----- DATASET EXCERPTS -----

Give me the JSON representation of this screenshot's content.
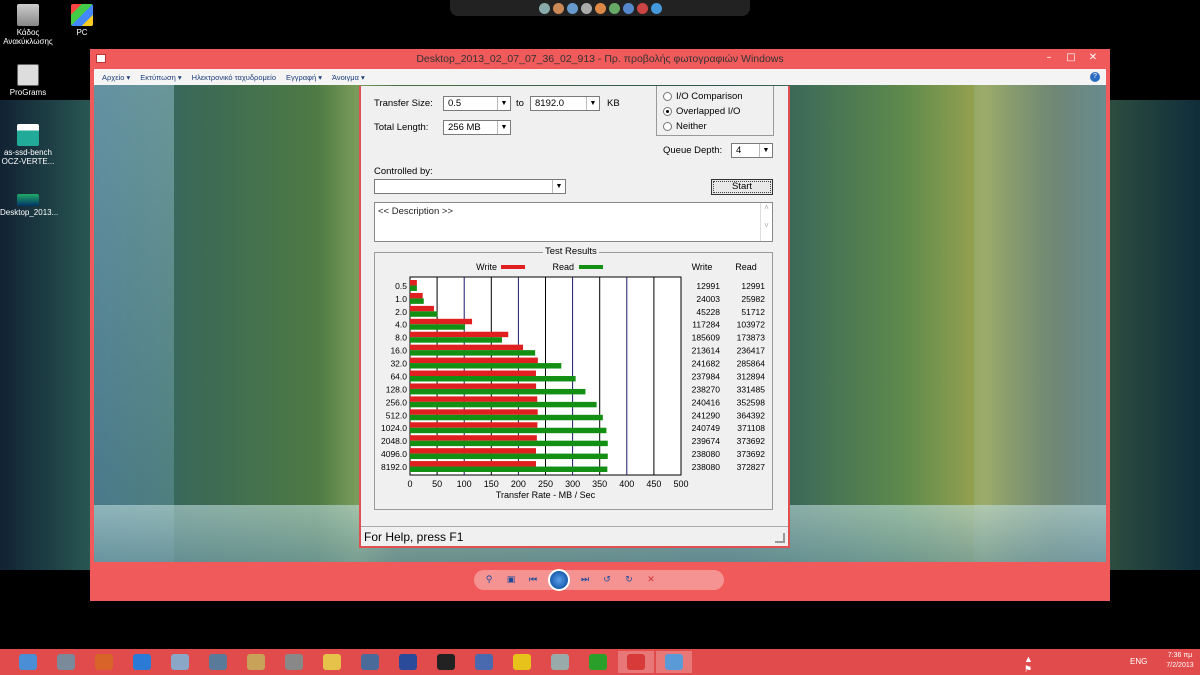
{
  "desktop": {
    "icons": [
      {
        "label": "Κάδος Ανακύκλωσης",
        "icon": "recycle-bin-icon"
      },
      {
        "label": "PC",
        "icon": "computer-icon"
      },
      {
        "label": "ProGrams",
        "icon": "folder-icon"
      },
      {
        "label": "as-ssd-bench OCZ-VERTE...",
        "icon": "image-file-icon"
      },
      {
        "label": "Desktop_2013...",
        "icon": "image-file-icon"
      }
    ]
  },
  "viewer": {
    "title": "Desktop_2013_02_07_07_36_02_913 - Πρ. προβολής φωτογραφιών Windows",
    "menu": [
      "Αρχείο",
      "Εκτύπωση",
      "Ηλεκτρονικό ταχυδρομείο",
      "Εγγραφή",
      "Άνοιγμα"
    ],
    "accent": "#f05a5a"
  },
  "app": {
    "transfer_size_label": "Transfer Size:",
    "transfer_from": "0.5",
    "to_label": "to",
    "transfer_to": "8192.0",
    "kb_label": "KB",
    "total_length_label": "Total Length:",
    "total_length": "256 MB",
    "radio_io_comparison": "I/O Comparison",
    "radio_overlapped": "Overlapped I/O",
    "radio_neither": "Neither",
    "queue_depth_label": "Queue Depth:",
    "queue_depth": "4",
    "controlled_by_label": "Controlled by:",
    "controlled_by": "",
    "start_label": "Start",
    "description": "<< Description >>",
    "results_title": "Test Results",
    "status": "For Help, press F1"
  },
  "chart_data": {
    "type": "bar",
    "orientation": "horizontal",
    "title": "Test Results",
    "xlabel": "Transfer Rate - MB / Sec",
    "xlim": [
      0,
      500
    ],
    "xticks": [
      "0",
      "50",
      "100",
      "150",
      "200",
      "250",
      "300",
      "350",
      "400",
      "450",
      "500"
    ],
    "categories": [
      "0.5",
      "1.0",
      "2.0",
      "4.0",
      "8.0",
      "16.0",
      "32.0",
      "64.0",
      "128.0",
      "256.0",
      "512.0",
      "1024.0",
      "2048.0",
      "4096.0",
      "8192.0"
    ],
    "series": [
      {
        "name": "Write",
        "color": "#e02020",
        "values": [
          12.7,
          23.4,
          44.2,
          114.5,
          181.3,
          208.6,
          235.9,
          232.4,
          232.7,
          234.8,
          235.6,
          235.1,
          234.1,
          232.5,
          232.5
        ],
        "labels": [
          "12991",
          "24003",
          "45228",
          "117284",
          "185609",
          "213614",
          "241682",
          "237984",
          "238270",
          "240416",
          "241290",
          "240749",
          "239674",
          "238080",
          "238080"
        ]
      },
      {
        "name": "Read",
        "color": "#139013",
        "values": [
          12.7,
          25.4,
          50.5,
          101.5,
          169.8,
          230.9,
          279.2,
          305.6,
          323.7,
          344.3,
          355.8,
          362.4,
          364.9,
          364.9,
          364.1
        ],
        "labels": [
          "12991",
          "25982",
          "51712",
          "103972",
          "173873",
          "236417",
          "285864",
          "312894",
          "331485",
          "352598",
          "364392",
          "371108",
          "373692",
          "373692",
          "372827"
        ]
      }
    ],
    "legend": "top",
    "grid": true
  },
  "taskbar": {
    "apps": [
      "windows-explorer-icon",
      "control-panel-icon",
      "paint-icon",
      "internet-explorer-icon",
      "notepad-icon",
      "calculator-icon",
      "paint-palette-icon",
      "tools-icon",
      "folder-icon",
      "network-icon",
      "powershell-icon",
      "cmd-icon",
      "remote-desktop-icon",
      "x-app-icon",
      "printer-icon",
      "utorrent-icon",
      "atto-icon",
      "photo-viewer-icon"
    ],
    "lang": "ENG",
    "time": "7:36 πμ",
    "date": "7/2/2013"
  }
}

-----

- SET PROBLEM -
Reproduce the data word for word, excluding its pictures.

- EXERCISE RESULT -
Give me the JSON representation of this screenshot's content.
{
  "desktop": {
    "icons": [
      {
        "label": "Κάδος Ανακύκλωσης",
        "icon": "recycle-bin-icon"
      },
      {
        "label": "PC",
        "icon": "computer-icon"
      },
      {
        "label": "ProGrams",
        "icon": "folder-icon"
      },
      {
        "label": "as-ssd-bench OCZ-VERTE...",
        "icon": "image-file-icon"
      },
      {
        "label": "Desktop_2013...",
        "icon": "image-file-icon"
      }
    ]
  },
  "viewer": {
    "title": "Desktop_2013_02_07_07_36_02_913 - Πρ. προβολής φωτογραφιών Windows",
    "menu": [
      "Αρχείο",
      "Εκτύπωση",
      "Ηλεκτρονικό ταχυδρομείο",
      "Εγγραφή",
      "Άνοιγμα"
    ],
    "accent": "#f05a5a"
  },
  "app": {
    "transfer_size_label": "Transfer Size:",
    "transfer_from": "0.5",
    "to_label": "to",
    "transfer_to": "8192.0",
    "kb_label": "KB",
    "total_length_label": "Total Length:",
    "total_length": "256 MB",
    "radio_io_comparison": "I/O Comparison",
    "radio_overlapped": "Overlapped I/O",
    "radio_neither": "Neither",
    "queue_depth_label": "Queue Depth:",
    "queue_depth": "4",
    "controlled_by_label": "Controlled by:",
    "controlled_by": "",
    "start_label": "Start",
    "description": "<< Description >>",
    "results_title": "Test Results",
    "status": "For Help, press F1"
  },
  "chart_data": {
    "type": "bar",
    "orientation": "horizontal",
    "title": "Test Results",
    "xlabel": "Transfer Rate - MB / Sec",
    "xlim": [
      0,
      500
    ],
    "xticks": [
      "0",
      "50",
      "100",
      "150",
      "200",
      "250",
      "300",
      "350",
      "400",
      "450",
      "500"
    ],
    "categories": [
      "0.5",
      "1.0",
      "2.0",
      "4.0",
      "8.0",
      "16.0",
      "32.0",
      "64.0",
      "128.0",
      "256.0",
      "512.0",
      "1024.0",
      "2048.0",
      "4096.0",
      "8192.0"
    ],
    "series": [
      {
        "name": "Write",
        "color": "#e02020",
        "values": [
          12.7,
          23.4,
          44.2,
          114.5,
          181.3,
          208.6,
          235.9,
          232.4,
          232.7,
          234.8,
          235.6,
          235.1,
          234.1,
          232.5,
          232.5
        ],
        "labels": [
          "12991",
          "24003",
          "45228",
          "117284",
          "185609",
          "213614",
          "241682",
          "237984",
          "238270",
          "240416",
          "241290",
          "240749",
          "239674",
          "238080",
          "238080"
        ]
      },
      {
        "name": "Read",
        "color": "#139013",
        "values": [
          12.7,
          25.4,
          50.5,
          101.5,
          169.8,
          230.9,
          279.2,
          305.6,
          323.7,
          344.3,
          355.8,
          362.4,
          364.9,
          364.9,
          364.1
        ],
        "labels": [
          "12991",
          "25982",
          "51712",
          "103972",
          "173873",
          "236417",
          "285864",
          "312894",
          "331485",
          "352598",
          "364392",
          "371108",
          "373692",
          "373692",
          "372827"
        ]
      }
    ],
    "legend": "top",
    "grid": true
  },
  "taskbar": {
    "apps": [
      "windows-explorer-icon",
      "control-panel-icon",
      "paint-icon",
      "internet-explorer-icon",
      "notepad-icon",
      "calculator-icon",
      "paint-palette-icon",
      "tools-icon",
      "folder-icon",
      "network-icon",
      "powershell-icon",
      "cmd-icon",
      "remote-desktop-icon",
      "x-app-icon",
      "printer-icon",
      "utorrent-icon",
      "atto-icon",
      "photo-viewer-icon"
    ],
    "lang": "ENG",
    "time": "7:36 πμ",
    "date": "7/2/2013"
  }
}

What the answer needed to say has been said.